### [Task instructions]
Would you transcribe the listing that follows, character for character, and omit its images?
+++ Records for this exercise
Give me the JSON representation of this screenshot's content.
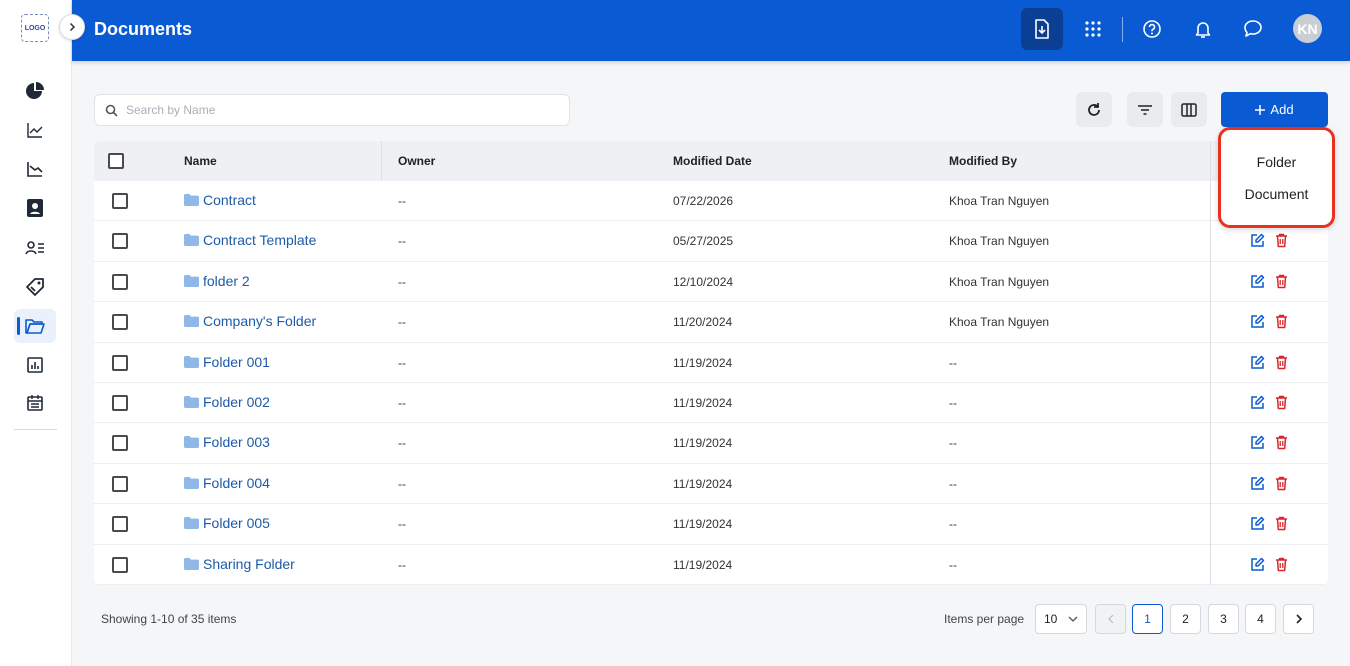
{
  "brand": {
    "logo_text": "LOGO"
  },
  "header": {
    "title": "Documents",
    "avatar_initials": "KN",
    "icons": [
      "download-document-icon",
      "apps-grid-icon",
      "help-icon",
      "bell-icon",
      "chat-icon"
    ]
  },
  "sidebar": {
    "items": [
      {
        "name": "dashboard",
        "icon": "pie-chart-icon"
      },
      {
        "name": "analytics",
        "icon": "trend-line-icon"
      },
      {
        "name": "reports",
        "icon": "line-chart-icon"
      },
      {
        "name": "contacts",
        "icon": "contact-card-icon"
      },
      {
        "name": "users",
        "icon": "user-list-icon"
      },
      {
        "name": "deals",
        "icon": "tag-icon"
      },
      {
        "name": "documents",
        "icon": "folder-open-icon",
        "active": true
      },
      {
        "name": "statistics",
        "icon": "bar-chart-icon"
      },
      {
        "name": "calendar",
        "icon": "calendar-icon"
      }
    ]
  },
  "toolbar": {
    "search_placeholder": "Search by Name",
    "add_label": "Add",
    "add_menu": [
      "Folder",
      "Document"
    ]
  },
  "table": {
    "columns": [
      "Name",
      "Owner",
      "Modified Date",
      "Modified By"
    ],
    "rows": [
      {
        "name": "Contract",
        "owner": "--",
        "modified_date": "07/22/2026",
        "modified_by": "Khoa Tran Nguyen"
      },
      {
        "name": "Contract Template",
        "owner": "--",
        "modified_date": "05/27/2025",
        "modified_by": "Khoa Tran Nguyen"
      },
      {
        "name": "folder 2",
        "owner": "--",
        "modified_date": "12/10/2024",
        "modified_by": "Khoa Tran Nguyen"
      },
      {
        "name": "Company's Folder",
        "owner": "--",
        "modified_date": "11/20/2024",
        "modified_by": "Khoa Tran Nguyen"
      },
      {
        "name": "Folder 001",
        "owner": "--",
        "modified_date": "11/19/2024",
        "modified_by": "--"
      },
      {
        "name": "Folder 002",
        "owner": "--",
        "modified_date": "11/19/2024",
        "modified_by": "--"
      },
      {
        "name": "Folder 003",
        "owner": "--",
        "modified_date": "11/19/2024",
        "modified_by": "--"
      },
      {
        "name": "Folder 004",
        "owner": "--",
        "modified_date": "11/19/2024",
        "modified_by": "--"
      },
      {
        "name": "Folder 005",
        "owner": "--",
        "modified_date": "11/19/2024",
        "modified_by": "--"
      },
      {
        "name": "Sharing Folder",
        "owner": "--",
        "modified_date": "11/19/2024",
        "modified_by": "--"
      }
    ]
  },
  "footer": {
    "showing_text": "Showing 1-10 of 35 items",
    "items_per_page_label": "Items per page",
    "items_per_page_value": "10",
    "pages": [
      "1",
      "2",
      "3",
      "4"
    ],
    "current_page": "1"
  },
  "colors": {
    "primary": "#0a5bd3",
    "header_active": "#0a3f94",
    "link": "#1d5aa8",
    "delete": "#d9262b",
    "highlight": "#e8321d"
  }
}
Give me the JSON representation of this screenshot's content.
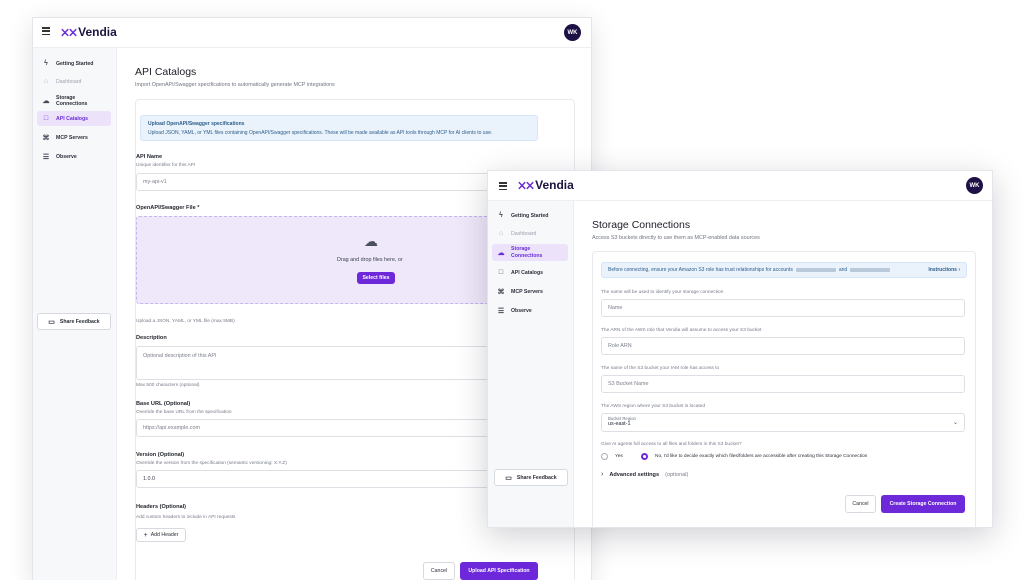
{
  "brand": {
    "name": "Vendia",
    "avatar_initials": "WK",
    "accent": "#6d28d9"
  },
  "nav_items": [
    {
      "label": "Getting Started",
      "icon": "lightning-icon",
      "state": "normal"
    },
    {
      "label": "Dashboard",
      "icon": "home-icon",
      "state": "muted"
    },
    {
      "label": "Storage Connections",
      "icon": "storage-icon",
      "state": "normal"
    },
    {
      "label": "API Catalogs",
      "icon": "book-icon",
      "state": "normal"
    },
    {
      "label": "MCP Servers",
      "icon": "server-icon",
      "state": "normal"
    },
    {
      "label": "Observe",
      "icon": "list-icon",
      "state": "normal"
    }
  ],
  "feedback_label": "Share Feedback",
  "api_catalogs": {
    "title": "API Catalogs",
    "subtitle": "Import OpenAPI/Swagger specifications to automatically generate MCP integrations",
    "info_title": "Upload OpenAPI/Swagger specifications",
    "info_text": "Upload JSON, YAML, or YML files containing OpenAPI/Swagger specifications. These will be made available as API tools through MCP for AI clients to use.",
    "api_name_label": "API Name",
    "api_name_hint": "Unique identifier for this API",
    "api_name_value": "my-api-v1",
    "file_label": "OpenAPI/Swagger File *",
    "drop_text": "Drag and drop files here, or",
    "select_files": "Select files",
    "file_hint": "Upload a JSON, YAML, or YML file (max 5MB)",
    "description_label": "Description",
    "description_placeholder": "Optional description of this API",
    "description_hint": "Max 500 characters (optional)",
    "base_url_label": "Base URL (Optional)",
    "base_url_hint": "Override the base URL from the specification",
    "base_url_placeholder": "https://api.example.com",
    "version_label": "Version (Optional)",
    "version_hint": "Override the version from the specification (semantic versioning: X.Y.Z)",
    "version_value": "1.0.0",
    "headers_label": "Headers (Optional)",
    "headers_hint": "Add custom headers to include in API requests",
    "add_header": "Add Header",
    "cancel": "Cancel",
    "submit": "Upload API Specification"
  },
  "storage": {
    "title": "Storage Connections",
    "subtitle": "Access S3 buckets directly to use them as MCP-enabled data sources",
    "info_text": "Before connecting, ensure your Amazon S3 role has trust relationships for accounts",
    "info_and": "and",
    "instructions": "Instructions ›",
    "name_hint": "The name will be used to identify your storage connection",
    "name_placeholder": "Name",
    "arn_hint": "The ARN of the AWS role that Vendia will assume to access your S3 bucket",
    "arn_placeholder": "Role ARN",
    "bucket_hint": "The name of the S3 bucket your IAM role has access to",
    "bucket_placeholder": "S3 Bucket Name",
    "region_hint": "The AWS region where your S3 bucket is located",
    "region_label": "Bucket Region",
    "region_value": "us-east-1",
    "access_question": "Give AI agents full access to all files and folders in this S3 bucket?",
    "yes_label": "Yes",
    "no_label": "No, I'd like to decide exactly which files/folders are accessible after creating this Storage Connection",
    "advanced_label": "Advanced settings",
    "advanced_optional": "(optional)",
    "cancel": "Cancel",
    "submit": "Create Storage Connection"
  }
}
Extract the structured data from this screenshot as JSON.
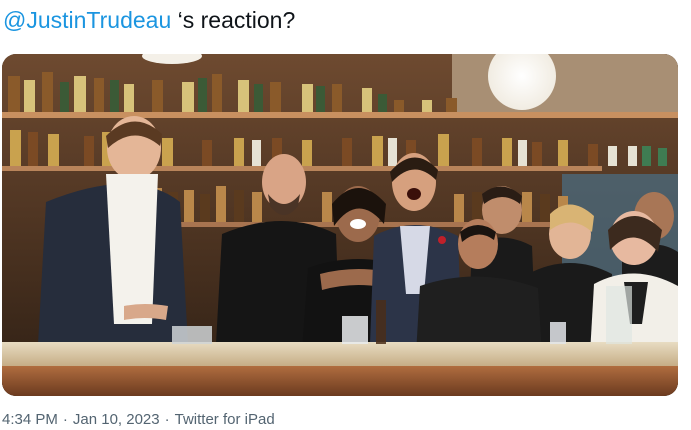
++++++
### [Result of this task]
Give me the JSON representation of this screenshot's content.
{
  "brand": {
    "logo_text": "LOGO"
  },
  "header": {
    "title": "Documents",
    "avatar_initials": "KN",
    "icons": [
      "download-document-icon",
      "apps-grid-icon",
      "help-icon",
      "bell-icon",
      "chat-icon"
    ]
  },
  "sidebar": {
    "items": [
      {
        "name": "dashboard",
        "icon": "pie-chart-icon"
      },
      {
        "name": "analytics",
        "icon": "trend-line-icon"
      },
      {
        "name": "reports",
        "icon": "line-chart-icon"
      },
      {
        "name": "contacts",
        "icon": "contact-card-icon"
      },
      {
        "name": "users",
        "icon": "user-list-icon"
      },
      {
        "name": "deals",
        "icon": "tag-icon"
      },
      {
        "name": "documents",
        "icon": "folder-open-icon",
        "active": true
      },
      {
        "name": "statistics",
        "icon": "bar-chart-icon"
      },
      {
        "name": "calendar",
        "icon": "calendar-icon"
      }
    ]
  },
  "toolbar": {
    "search_placeholder": "Search by Name",
    "add_label": "Add",
    "add_menu": [
      "Folder",
      "Document"
    ]
  },
  "table": {
    "columns": [
      "Name",
      "Owner",
      "Modified Date",
      "Modified By"
    ],
    "rows": [
      {
        "name": "Contract",
        "owner": "--",
        "modified_date": "07/22/2026",
        "modified_by": "Khoa Tran Nguyen"
      },
      {
        "name": "Contract Template",
        "owner": "--",
        "modified_date": "05/27/2025",
        "modified_by": "Khoa Tran Nguyen"
      },
      {
        "name": "folder 2",
        "owner": "--",
        "modified_date": "12/10/2024",
        "modified_by": "Khoa Tran Nguyen"
      },
      {
        "name": "Company's Folder",
        "owner": "--",
        "modified_date": "11/20/2024",
        "modified_by": "Khoa Tran Nguyen"
      },
      {
        "name": "Folder 001",
        "owner": "--",
        "modified_date": "11/19/2024",
        "modified_by": "--"
      },
      {
        "name": "Folder 002",
        "owner": "--",
        "modified_date": "11/19/2024",
        "modified_by": "--"
      },
      {
        "name": "Folder 003",
        "owner": "--",
        "modified_date": "11/19/2024",
        "modified_by": "--"
      },
      {
        "name": "Folder 004",
        "owner": "--",
        "modified_date": "11/19/2024",
        "modified_by": "--"
      },
      {
        "name": "Folder 005",
        "owner": "--",
        "modified_date": "11/19/2024",
        "modified_by": "--"
      },
      {
        "name": "Sharing Folder",
        "owner": "--",
        "modified_date": "11/19/2024",
        "modified_by": "--"
      }
    ]
  },
  "footer": {
    "showing_text": "Showing 1-10 of 35 items",
    "items_per_page_label": "Items per page",
    "items_per_page_value": "10",
    "pages": [
      "1",
      "2",
      "3",
      "4"
    ],
    "current_page": "1"
  },
  "colors": {
    "primary": "#0a5bd3",
    "header_active": "#0a3f94",
    "link": "#1d5aa8",
    "delete": "#d9262b",
    "highlight": "#e8321d"
  }
}
Give me the JSON representation of this screenshot's content.
{
  "brand": {
    "name": "Vendia",
    "avatar_initials": "WK",
    "accent": "#6d28d9"
  },
  "nav_items": [
    {
      "label": "Getting Started",
      "icon": "lightning-icon",
      "state": "normal"
    },
    {
      "label": "Dashboard",
      "icon": "home-icon",
      "state": "muted"
    },
    {
      "label": "Storage Connections",
      "icon": "storage-icon",
      "state": "normal"
    },
    {
      "label": "API Catalogs",
      "icon": "book-icon",
      "state": "normal"
    },
    {
      "label": "MCP Servers",
      "icon": "server-icon",
      "state": "normal"
    },
    {
      "label": "Observe",
      "icon": "list-icon",
      "state": "normal"
    }
  ],
  "feedback_label": "Share Feedback",
  "api_catalogs": {
    "title": "API Catalogs",
    "subtitle": "Import OpenAPI/Swagger specifications to automatically generate MCP integrations",
    "info_title": "Upload OpenAPI/Swagger specifications",
    "info_text": "Upload JSON, YAML, or YML files containing OpenAPI/Swagger specifications. These will be made available as API tools through MCP for AI clients to use.",
    "api_name_label": "API Name",
    "api_name_hint": "Unique identifier for this API",
    "api_name_value": "my-api-v1",
    "file_label": "OpenAPI/Swagger File *",
    "drop_text": "Drag and drop files here, or",
    "select_files": "Select files",
    "file_hint": "Upload a JSON, YAML, or YML file (max 5MB)",
    "description_label": "Description",
    "description_placeholder": "Optional description of this API",
    "description_hint": "Max 500 characters (optional)",
    "base_url_label": "Base URL (Optional)",
    "base_url_hint": "Override the base URL from the specification",
    "base_url_placeholder": "https://api.example.com",
    "version_label": "Version (Optional)",
    "version_hint": "Override the version from the specification (semantic versioning: X.Y.Z)",
    "version_value": "1.0.0",
    "headers_label": "Headers (Optional)",
    "headers_hint": "Add custom headers to include in API requests",
    "add_header": "Add Header",
    "cancel": "Cancel",
    "submit": "Upload API Specification"
  },
  "storage": {
    "title": "Storage Connections",
    "subtitle": "Access S3 buckets directly to use them as MCP-enabled data sources",
    "info_text": "Before connecting, ensure your Amazon S3 role has trust relationships for accounts",
    "info_and": "and",
    "instructions": "Instructions ›",
    "name_hint": "The name will be used to identify your storage connection",
    "name_placeholder": "Name",
    "arn_hint": "The ARN of the AWS role that Vendia will assume to access your S3 bucket",
    "arn_placeholder": "Role ARN",
    "bucket_hint": "The name of the S3 bucket your IAM role has access to",
    "bucket_placeholder": "S3 Bucket Name",
    "region_hint": "The AWS region where your S3 bucket is located",
    "region_label": "Bucket Region",
    "region_value": "us-east-1",
    "access_question": "Give AI agents full access to all files and folders in this S3 bucket?",
    "yes_label": "Yes",
    "no_label": "No, I'd like to decide exactly which files/folders are accessible after creating this Storage Connection",
    "advanced_label": "Advanced settings",
    "advanced_optional": "(optional)",
    "cancel": "Cancel",
    "submit": "Create Storage Connection"
  }
}
Extract the structured data from this screenshot as JSON.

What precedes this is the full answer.